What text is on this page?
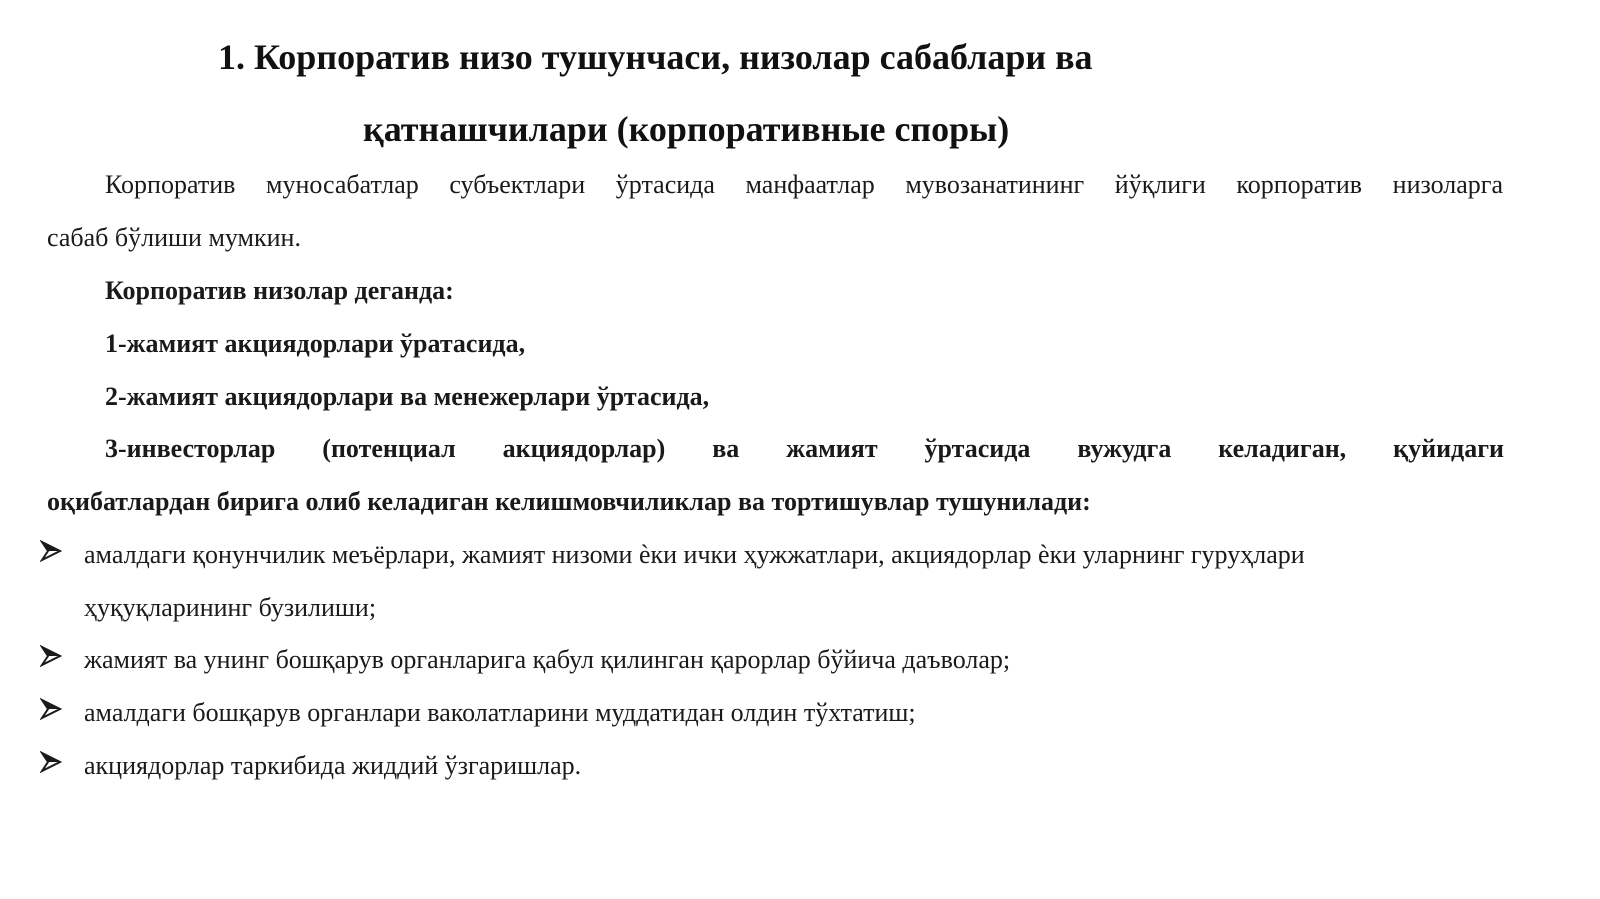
1. Корпоратив низо тушунчаси, низолар сабаблари ва
қатнашчилари (корпоративные споры)
Корпоратив муносабатлар субъектлари ўртасида манфаатлар мувозанатининг йўқлиги корпоратив низоларга
сабаб бўлиши мумкин.
Корпоратив низолар деганда:
1-жамият акциядорлари ўратасида,
2-жамият акциядорлари ва менежерлари ўртасида,
3-инвесторлар (потенциал акциядорлар) ва жамият ўртасида вужудга келадиган, қуйидаги
оқибатлардан бирига олиб келадиган келишмовчиликлар ва тортишувлар тушунилади:
амалдаги қонунчилик меъёрлари, жамият низоми ѐки ички ҳужжатлари, акциядорлар ѐки уларнинг гуруҳлари
ҳуқуқларининг бузилиши;
жамият ва унинг бошқарув органларига қабул қилинган қарорлар бўйича даъволар;
амалдаги бошқарув органлари ваколатларини муддатидан олдин тўхтатиш;
акциядорлар таркибида жиддий ўзгаришлар.
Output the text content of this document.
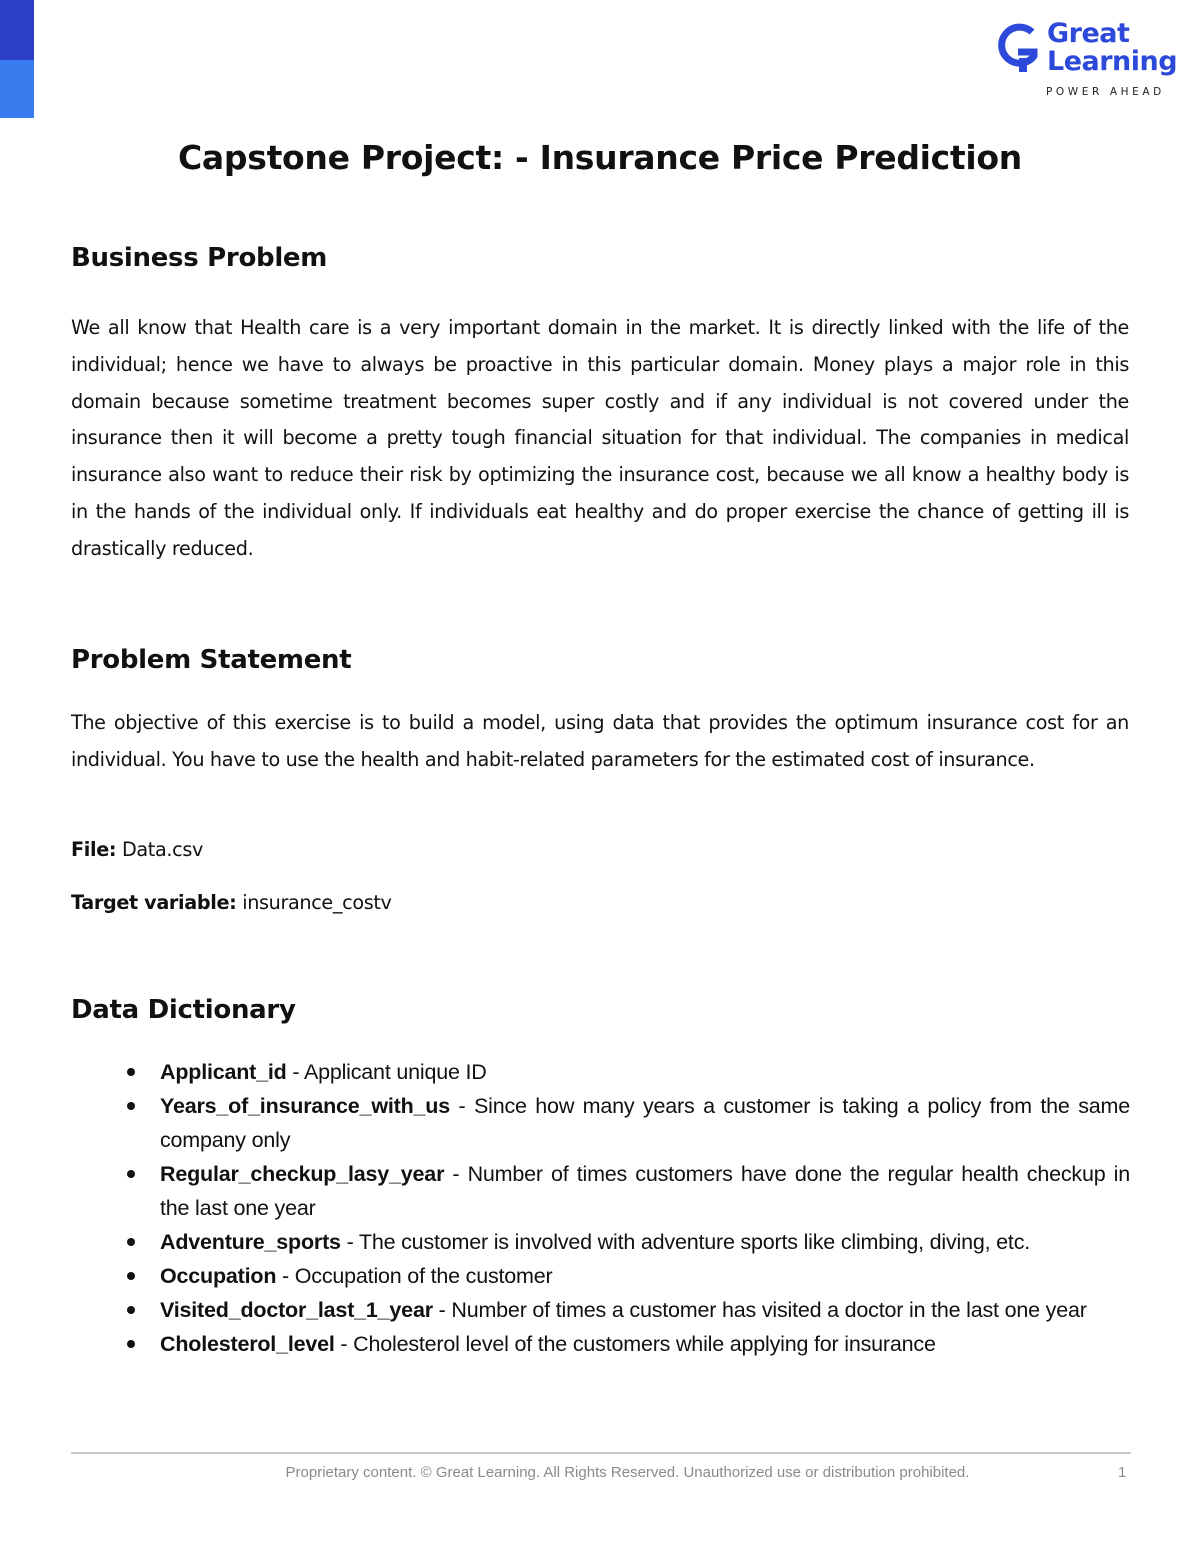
Great
Learning
POWER AHEAD
Capstone Project: - Insurance Price Prediction
Business Problem

We all know that Health care is a very important domain in the market. It is directly linked with the life of the individual; hence we have to always be proactive in this particular domain. Money plays a major role in this domain because sometime treatment becomes super costly and if any individual is not covered under the insurance then it will become a pretty tough financial situation for that individual. The companies in medical insurance also want to reduce their risk by optimizing the insurance cost, because we all know a healthy body is in the hands of the individual only. If individuals eat healthy and do proper exercise the chance of getting ill is drastically reduced.

Problem Statement

The objective of this exercise is to build a model, using data that provides the optimum insurance cost for an individual. You have to use the health and habit-related parameters for the estimated cost of insurance.

File: Data.csv

Target variable: insurance_costv

Data Dictionary
Applicant_id - Applicant unique ID
Years_of_insurance_with_us - Since how many years a customer is taking a policy from the same company only
Regular_checkup_lasy_year - Number of times customers have done the regular health checkup in the last one year
Adventure_sports - The customer is involved with adventure sports like climbing, diving, etc.
Occupation - Occupation of the customer
Visited_doctor_last_1_year - Number of times a customer has visited a doctor in the last one year
Cholesterol_level - Cholesterol level of the customers while applying for insurance
Proprietary content. © Great Learning. All Rights Reserved. Unauthorized use or distribution prohibited.	1
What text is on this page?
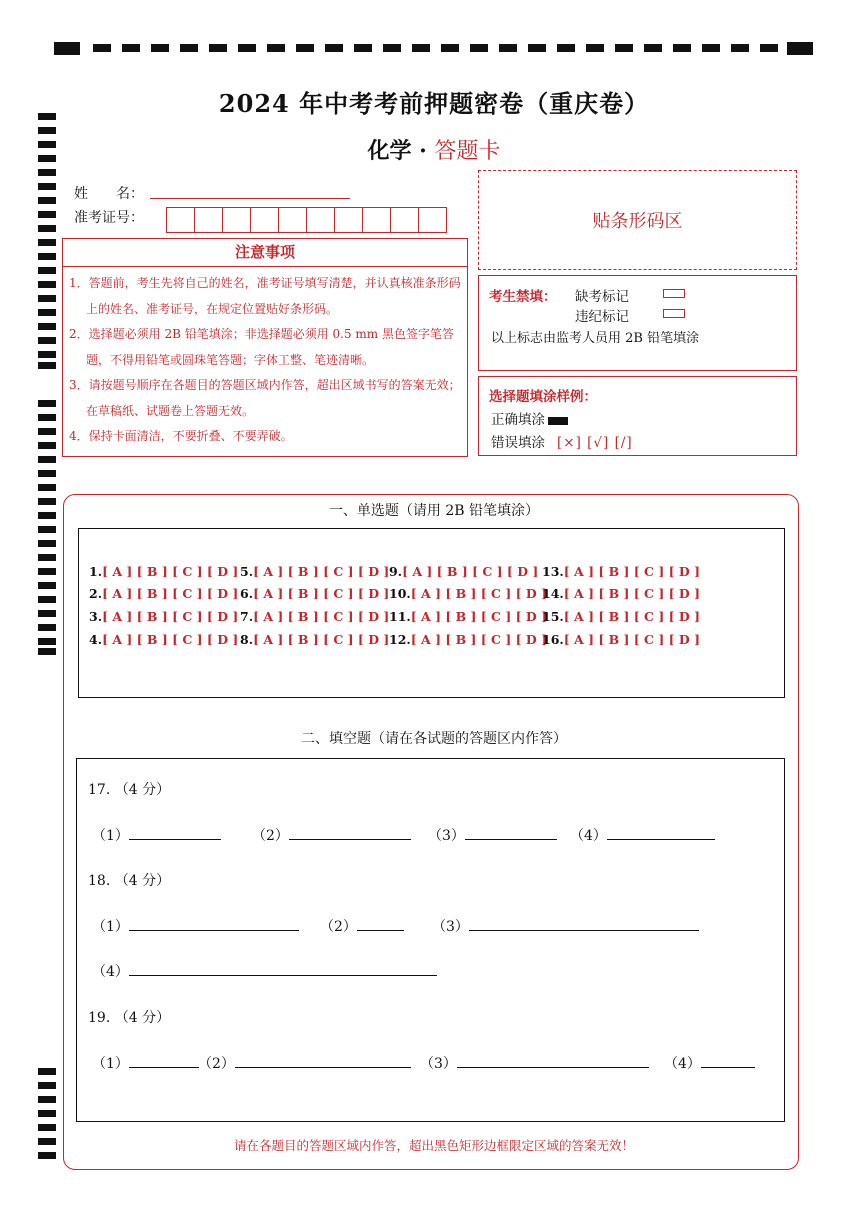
2024 年中考考前押题密卷（重庆卷）
化学 · 答题卡
姓　　名：
准考证号：	贴条形码区
注意事项
1．答题前，考生先将自己的姓名，准考证号填写清楚，并认真核准条形码上的姓名、准考证号，在规定位置贴好条形码。
2．选择题必须用 2B 铅笔填涂；非选择题必须用 0.5 mm 黑色签字笔答题，不得用铅笔或圆珠笔答题；字体工整、笔迹清晰。
3．请按题号顺序在各题目的答题区域内作答，超出区域书写的答案无效；在草稿纸、试题卷上答题无效。
4．保持卡面清洁，不要折叠、不要弄破。
考生禁填： 缺考标记
违纪标记
以上标志由监考人员用 2B 铅笔填涂
选择题填涂样例：
正确填涂
错误填涂 [×] [√] [/]
一、单选题（请用 2B 铅笔填涂）
1.[ A ] [ B ] [ C ] [ D ]
2.[ A ] [ B ] [ C ] [ D ]
3.[ A ] [ B ] [ C ] [ D ]
4.[ A ] [ B ] [ C ] [ D ]
5.[ A ] [ B ] [ C ] [ D ]
6.[ A ] [ B ] [ C ] [ D ]
7.[ A ] [ B ] [ C ] [ D ]
8.[ A ] [ B ] [ C ] [ D ]
9.[ A ] [ B ] [ C ] [ D ]
10.[ A ] [ B ] [ C ] [ D ]
11.[ A ] [ B ] [ C ] [ D ]
12.[ A ] [ B ] [ C ] [ D ]
13.[ A ] [ B ] [ C ] [ D ]
14.[ A ] [ B ] [ C ] [ D ]
15.[ A ] [ B ] [ C ] [ D ]
16.[ A ] [ B ] [ C ] [ D ]
二、填空题（请在各试题的答题区内作答）
17. （4 分）
（1）	（2）	（3）	（4）
18. （4 分）
（1）	（2）	（3）
（4）
19. （4 分）
（1）	（2）	（3）	（4）
请在各题目的答题区域内作答，超出黑色矩形边框限定区域的答案无效！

============

Leave images out of the retyped records; keep all else exact.

WRITTEN RESPONSE:
What text is on this page?
1. Корпоратив низо тушунчаси, низолар сабаблари ва
қатнашчилари (корпоративные споры)
Корпоратив муносабатлар субъектлари ўртасида манфаатлар мувозанатининг йўқлиги корпоратив низоларга
сабаб бўлиши мумкин.
Корпоратив низолар деганда:
1-жамият акциядорлари ўратасида,
2-жамият акциядорлари ва менежерлари ўртасида,
3-инвесторлар (потенциал акциядорлар) ва жамият ўртасида вужудга келадиган, қуйидаги
оқибатлардан бирига олиб келадиган келишмовчиликлар ва тортишувлар тушунилади:
амалдаги қонунчилик меъёрлари, жамият низоми ѐки ички ҳужжатлари, акциядорлар ѐки уларнинг гуруҳлари
ҳуқуқларининг бузилиши;
жамият ва унинг бошқарув органларига қабул қилинган қарорлар бўйича даъволар;
амалдаги бошқарув органлари ваколатларини муддатидан олдин тўхтатиш;
акциядорлар таркибида жиддий ўзгаришлар.
Output the text content of this document.
Great
Learning
POWER AHEAD
Capstone Project: - Insurance Price Prediction
Business Problem

We all know that Health care is a very important domain in the market. It is directly linked with the life of the individual; hence we have to always be proactive in this particular domain. Money plays a major role in this domain because sometime treatment becomes super costly and if any individual is not covered under the insurance then it will become a pretty tough financial situation for that individual. The companies in medical insurance also want to reduce their risk by optimizing the insurance cost, because we all know a healthy body is in the hands of the individual only. If individuals eat healthy and do proper exercise the chance of getting ill is drastically reduced.

Problem Statement

The objective of this exercise is to build a model, using data that provides the optimum insurance cost for an individual. You have to use the health and habit-related parameters for the estimated cost of insurance.

File: Data.csv

Target variable: insurance_costv

Data Dictionary
Applicant_id - Applicant unique ID
Years_of_insurance_with_us - Since how many years a customer is taking a policy from the same company only
Regular_checkup_lasy_year - Number of times customers have done the regular health checkup in the last one year
Adventure_sports - The customer is involved with adventure sports like climbing, diving, etc.
Occupation - Occupation of the customer
Visited_doctor_last_1_year - Number of times a customer has visited a doctor in the last one year
Cholesterol_level - Cholesterol level of the customers while applying for insurance
Proprietary content. © Great Learning. All Rights Reserved. Unauthorized use or distribution prohibited.	1
What text is on this page?
2024 年中考考前押题密卷（重庆卷）
化学 · 答题卡
姓　　名：
准考证号：	贴条形码区
注意事项
1．答题前，考生先将自己的姓名，准考证号填写清楚，并认真核准条形码上的姓名、准考证号，在规定位置贴好条形码。
2．选择题必须用 2B 铅笔填涂；非选择题必须用 0.5 mm 黑色签字笔答题，不得用铅笔或圆珠笔答题；字体工整、笔迹清晰。
3．请按题号顺序在各题目的答题区域内作答，超出区域书写的答案无效；在草稿纸、试题卷上答题无效。
4．保持卡面清洁，不要折叠、不要弄破。
考生禁填： 缺考标记
违纪标记
以上标志由监考人员用 2B 铅笔填涂
选择题填涂样例：
正确填涂
错误填涂 [×] [√] [/]
一、单选题（请用 2B 铅笔填涂）
1.[ A ] [ B ] [ C ] [ D ]
2.[ A ] [ B ] [ C ] [ D ]
3.[ A ] [ B ] [ C ] [ D ]
4.[ A ] [ B ] [ C ] [ D ]
5.[ A ] [ B ] [ C ] [ D ]
6.[ A ] [ B ] [ C ] [ D ]
7.[ A ] [ B ] [ C ] [ D ]
8.[ A ] [ B ] [ C ] [ D ]
9.[ A ] [ B ] [ C ] [ D ]
10.[ A ] [ B ] [ C ] [ D ]
11.[ A ] [ B ] [ C ] [ D ]
12.[ A ] [ B ] [ C ] [ D ]
13.[ A ] [ B ] [ C ] [ D ]
14.[ A ] [ B ] [ C ] [ D ]
15.[ A ] [ B ] [ C ] [ D ]
16.[ A ] [ B ] [ C ] [ D ]
二、填空题（请在各试题的答题区内作答）
17. （4 分）
（1）	（2）	（3）	（4）
18. （4 分）
（1）	（2）	（3）
（4）
19. （4 分）
（1）	（2）	（3）	（4）
请在各题目的答题区域内作答，超出黑色矩形边框限定区域的答案无效！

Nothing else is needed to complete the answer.